**Brano di testo**:
In questo senso, la dichiarazione della Meloni si va ad inquadrare in una strategia dell’equilibrio retorico tipico di quel tipo di cultura mutante rispetto al neofascismo che abbiamo conosciuto. Se i messaggi contenuti nella elezione dei presidenti delle due camere toccano il limite della tolleranza democratica, per il passato e il presente di entrambe le figure istituzionali, allora la frase forte sulla “belva nazifascista” tende a riequilibrare la recezione di Fratelli d’Italia al di fuori della sfera di allarme democratico.
Certo, si può discutere quanto il fascismo – una cultura politica mutante capace di assorbire stimoli esterni come una spugna, secondo la definizione che Karl Polanyi da recensendo Othmar Spann – faccia soprattutto parte del ‘900 esaurendo la propria spinta propulsiva prima della condizione postmoderna che ancora viviamo. Ma, allo stesso tempo, non possiamo non notare come l’intreccio tra afascismo e residuo fascismo militante, che compone l’attuale cultura del gruppo dirigente di FdI, sia molto postmoderno, sovrapponga elementi contraddittori tra loro proprio per sopravvivere alle frizioni tremende che la complessità sociale impone a ogni cultura politica. La “belva nazifascista” fa parte proprio di queste strategie retoriche di ricerca di equilibrio e di legittimazione quando la situazione si fa troppo pesante.

**Problemi**:
1 – Puoi riscrivere in forma più breve il paragrafo del testo sulla dichiarazione della Meloni che comincia con "Certo, si può discutere", mantenendone i fatti principali?
2 – Puoi cambiare, nel testo sulla dichiarazione della Meloni, il tratto che va da "In questo senso, la" fino a "di allarme democratico.", mettendo "convivenza democratica" al posto di "tolleranza democratica"?

**Dati forniti**:
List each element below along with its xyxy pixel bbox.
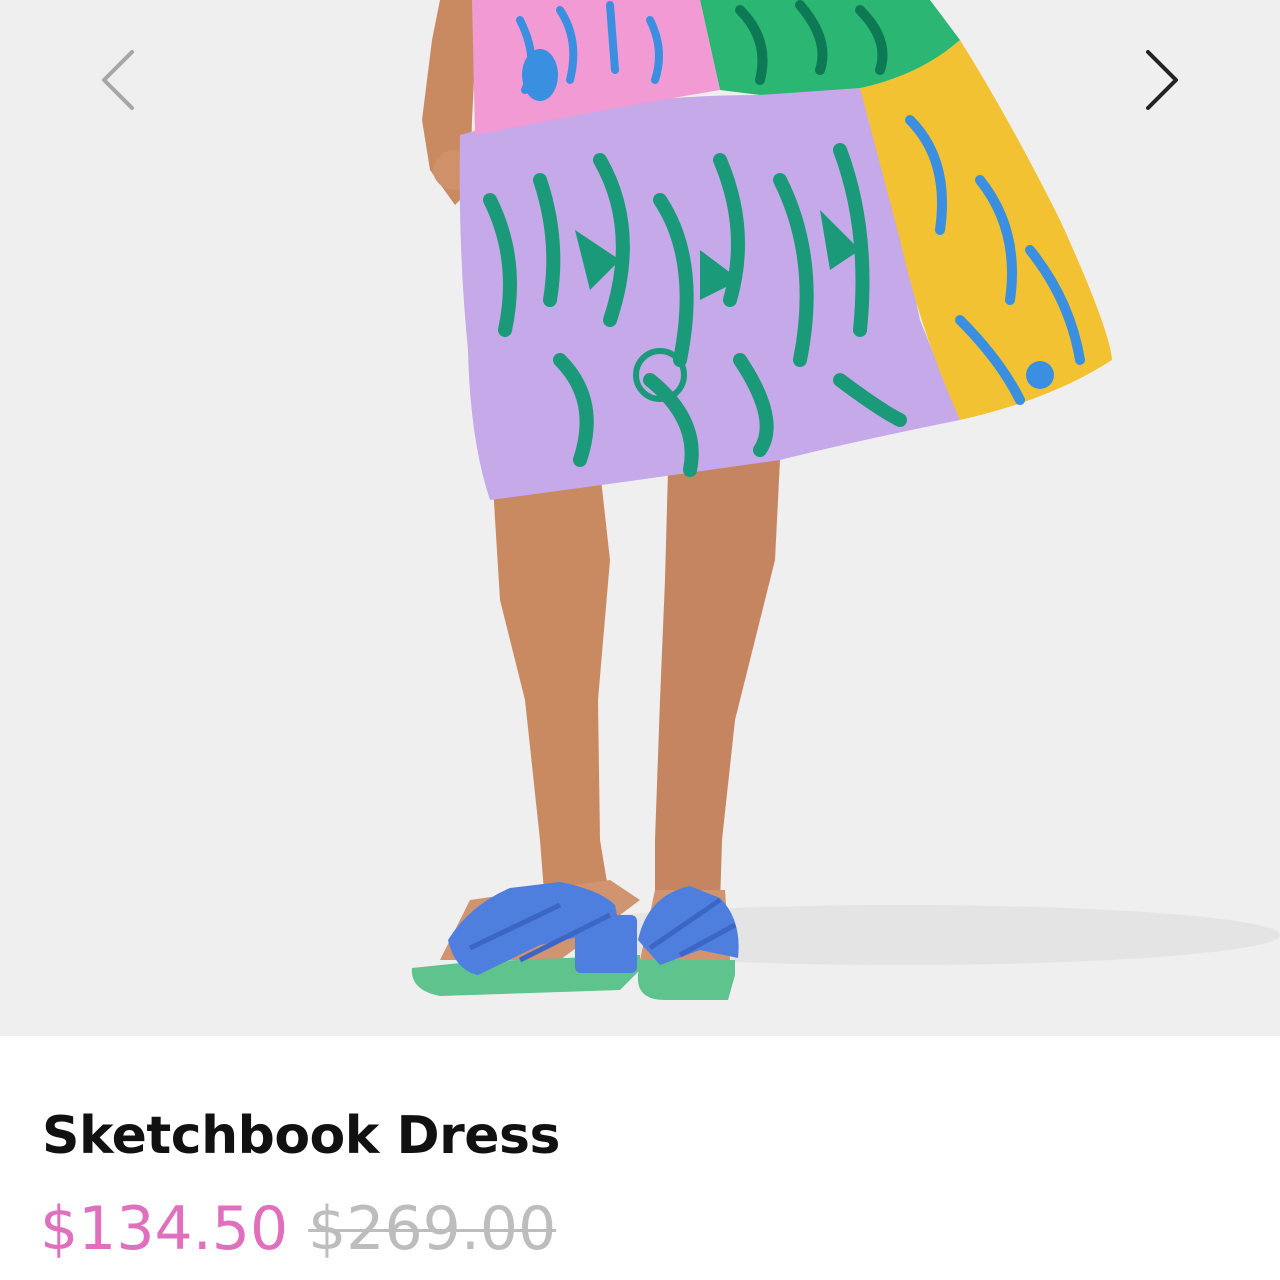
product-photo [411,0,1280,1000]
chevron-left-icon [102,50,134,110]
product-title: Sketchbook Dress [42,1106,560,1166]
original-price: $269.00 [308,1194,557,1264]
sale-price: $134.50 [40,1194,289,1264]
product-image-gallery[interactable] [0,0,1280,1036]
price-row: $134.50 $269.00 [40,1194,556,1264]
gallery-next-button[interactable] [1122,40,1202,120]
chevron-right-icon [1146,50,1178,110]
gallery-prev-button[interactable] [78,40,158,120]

**Risultati dei compiti**:
1 – Si può discutere se il fascismo appartenga soprattutto al Novecento e abbia esaurito la sua spinta prima della condizione postmoderna. Karl Polanyi, recensendo Othmar Spann, lo definisce una cultura politica mutante che assorbe stimoli esterni come una spugna. Eppure l'intreccio tra afascismo e residuo fascismo militante, che forma la cultura del gruppo dirigente di FdI, è molto postmoderno. Sovrappone elementi contraddittori per sopravvivere alle frizioni imposte dalla complessità sociale. La frase sulla "belva nazifascista" rientra in queste strategie retoriche di equilibrio e legittimazione, usate quando la situazione si fa troppo pesante.

2 –
In questo senso, la dichiarazione della Meloni si va ad inquadrare in una strategia dell’equilibrio retorico tipico di quel tipo di cultura mutante rispetto al neofascismo che abbiamo conosciuto. Se i messaggi contenuti nella elezione dei presidenti delle due camere toccano il limite della convivenza democratica, per il passato e il presente di entrambe le figure istituzionali, allora la frase forte sulla “belva nazifascista” tende a riequilibrare la recezione di Fratelli d’Italia al di fuori della sfera di allarme democratico.